━━ Data rows

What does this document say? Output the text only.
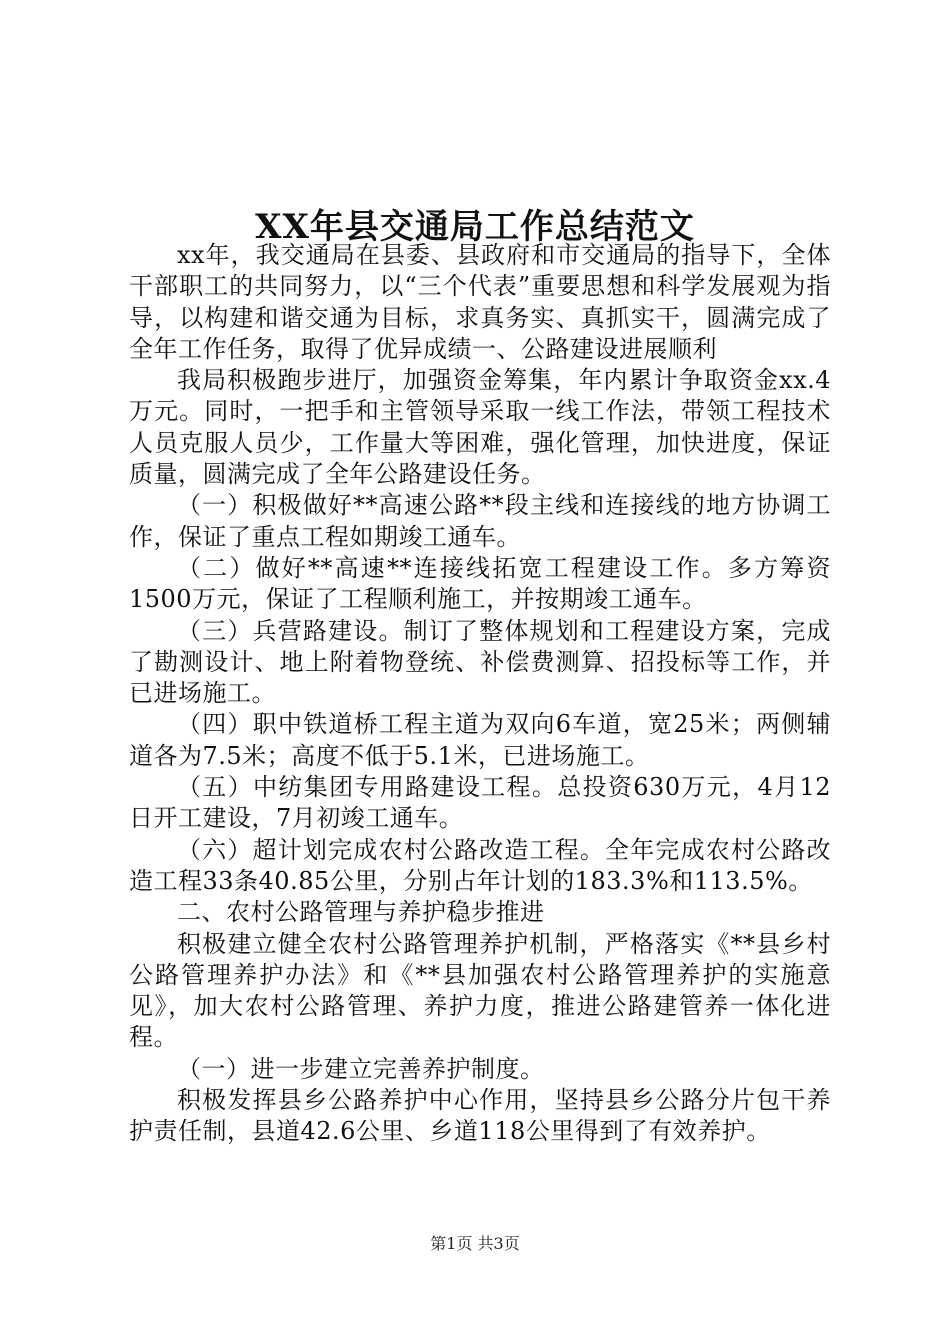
XX年县交通局工作总结范文

xx年，我交通局在县委、县政府和市交通局的指导下，全体干部职工的共同努力，以“三个代表”重要思想和科学发展观为指导，以构建和谐交通为目标，求真务实、真抓实干，圆满完成了全年工作任务，取得了优异成绩一、公路建设进展顺利

我局积极跑步进厅，加强资金筹集，年内累计争取资金xx.4万元。同时，一把手和主管领导采取一线工作法，带领工程技术人员克服人员少，工作量大等困难，强化管理，加快进度，保证质量，圆满完成了全年公路建设任务。

（一）积极做好**高速公路**段主线和连接线的地方协调工作，保证了重点工程如期竣工通车。

（二）做好**高速**连接线拓宽工程建设工作。多方筹资1500万元，保证了工程顺利施工，并按期竣工通车。

（三）兵营路建设。制订了整体规划和工程建设方案，完成了勘测设计、地上附着物登统、补偿费测算、招投标等工作，并已进场施工。

（四）职中铁道桥工程主道为双向6车道，宽25米；两侧辅道各为7.5米；高度不低于5.1米，已进场施工。

（五）中纺集团专用路建设工程。总投资630万元，4月12日开工建设，7月初竣工通车。

（六）超计划完成农村公路改造工程。全年完成农村公路改造工程33条40.85公里，分别占年计划的183.3%和113.5%。

二、农村公路管理与养护稳步推进

积极建立健全农村公路管理养护机制，严格落实《**县乡村公路管理养护办法》和《**县加强农村公路管理养护的实施意见》，加大农村公路管理、养护力度，推进公路建管养一体化进程。

（一）进一步建立完善养护制度。

积极发挥县乡公路养护中心作用，坚持县乡公路分片包干养护责任制，县道42.6公里、乡道118公里得到了有效养护。

第1页 共3页
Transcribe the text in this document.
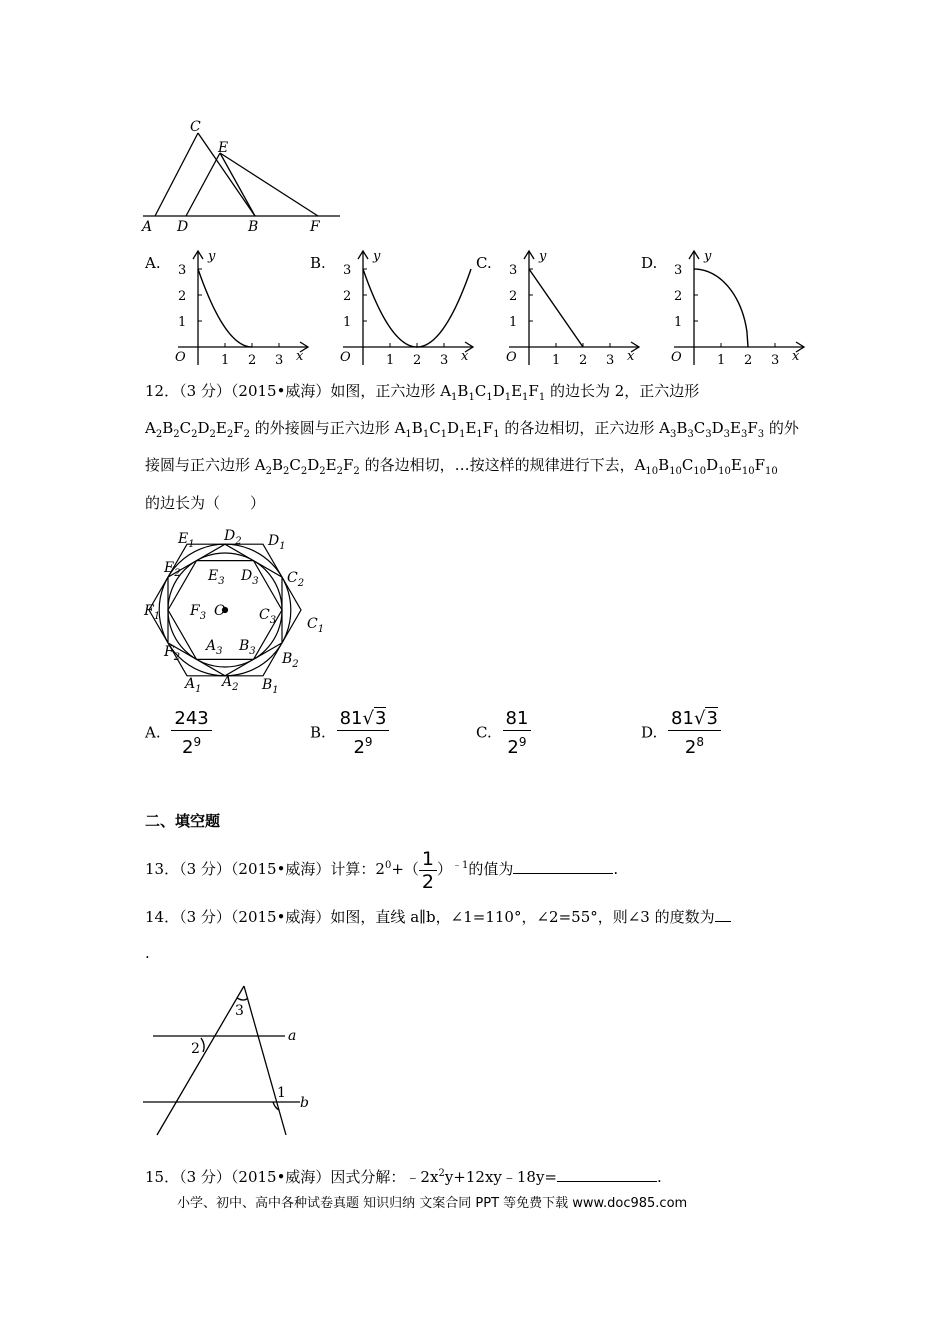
A
C
E
D	B	F
A.	B.	C.	D.
O
y
x
1
1
2
2
3
3
O
y
x
1
1
2
2
3
3
O
y
x
1
1
2
2
3
3
O
y
x
1
1
2
2
3
3
12．（3 分）（2015•威海）如图，正六边形 $A_1B_1C_1D_1E_1F_1$ 的边长为 2，正六边形
$A_2B_2C_2D_2E_2F_2$ 的外接圆与正六边形 $A_1B_1C_1D_1E_1F_1$ 的各边相切，正六边形 $A_3B_3C_3D_3E_3F_3$ 的外
接圆与正六边形 $A_2B_2C_2D_2E_2F_2$ 的各边相切，…按这样的规律进行下去，$A_{10}B_{10}C_{10}D_{10}E_{10}F_{10}$
的边长为（　　）
$E_1$
$D_2$ $D_1$
$E_2$ $E_3$ $D_3$ $C_2$
$F_1$ $F_3$	$C_3$ $C_1$
$A_3$ $B_3$
$F_2$	$B_2$
$A_1$ $A_2$ $B_1$
O
A. $\frac{243}{2^9}$	B. $\frac{81√3}{2^9}$	C. $\frac{81}{2^9}$	D. $\frac{81√3}{2^8}$
二、填空题
13．（3 分）（2015•威海）计算：$2^0+( \frac{1}{2} )^{﹣1}$的值为	.
14．（3 分）（2015•威海）如图，直线 a∥b，∠1=110°，∠2=55°，则∠3 的度数为
.
3
2
a
1
b
15．（3 分）（2015•威海）因式分解：$﹣2x^2y+12xy﹣18y=$	.
小学、初中、高中各种试卷真题 知识归纳 文案合同 PPT 等免费下载 www.doc985.com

━━━━

## Written exercise
From the line that holds "Transcribe the text in this document." to the last line of the records, please copy each line exactly and nothing else. Pictures stay out.

## Task solution
Transcribe the text in this document.
A
C
E
D	B	F
A.	B.	C.	D.
O
y
x
1
1
2
2
3
3
O
y
x
1
1
2
2
3
3
O
y
x
1
1
2
2
3
3
O
y
x
1
1
2
2
3
3
12．（3 分）（2015•威海）如图，正六边形 $A_1B_1C_1D_1E_1F_1$ 的边长为 2，正六边形
$A_2B_2C_2D_2E_2F_2$ 的外接圆与正六边形 $A_1B_1C_1D_1E_1F_1$ 的各边相切，正六边形 $A_3B_3C_3D_3E_3F_3$ 的外
接圆与正六边形 $A_2B_2C_2D_2E_2F_2$ 的各边相切，…按这样的规律进行下去，$A_{10}B_{10}C_{10}D_{10}E_{10}F_{10}$
的边长为（　　）
$E_1$
$D_2$ $D_1$
$E_2$ $E_3$ $D_3$ $C_2$
$F_1$ $F_3$	$C_3$ $C_1$
$A_3$ $B_3$
$F_2$	$B_2$
$A_1$ $A_2$ $B_1$
O
A. $\frac{243}{2^9}$	B. $\frac{81√3}{2^9}$	C. $\frac{81}{2^9}$	D. $\frac{81√3}{2^8}$
二、填空题
13．（3 分）（2015•威海）计算：$2^0+( \frac{1}{2} )^{﹣1}$的值为	.
14．（3 分）（2015•威海）如图，直线 a∥b，∠1=110°，∠2=55°，则∠3 的度数为
.
3
2
a
1
b
15．（3 分）（2015•威海）因式分解：$﹣2x^2y+12xy﹣18y=$	.
小学、初中、高中各种试卷真题 知识归纳 文案合同 PPT 等免费下载 www.doc985.com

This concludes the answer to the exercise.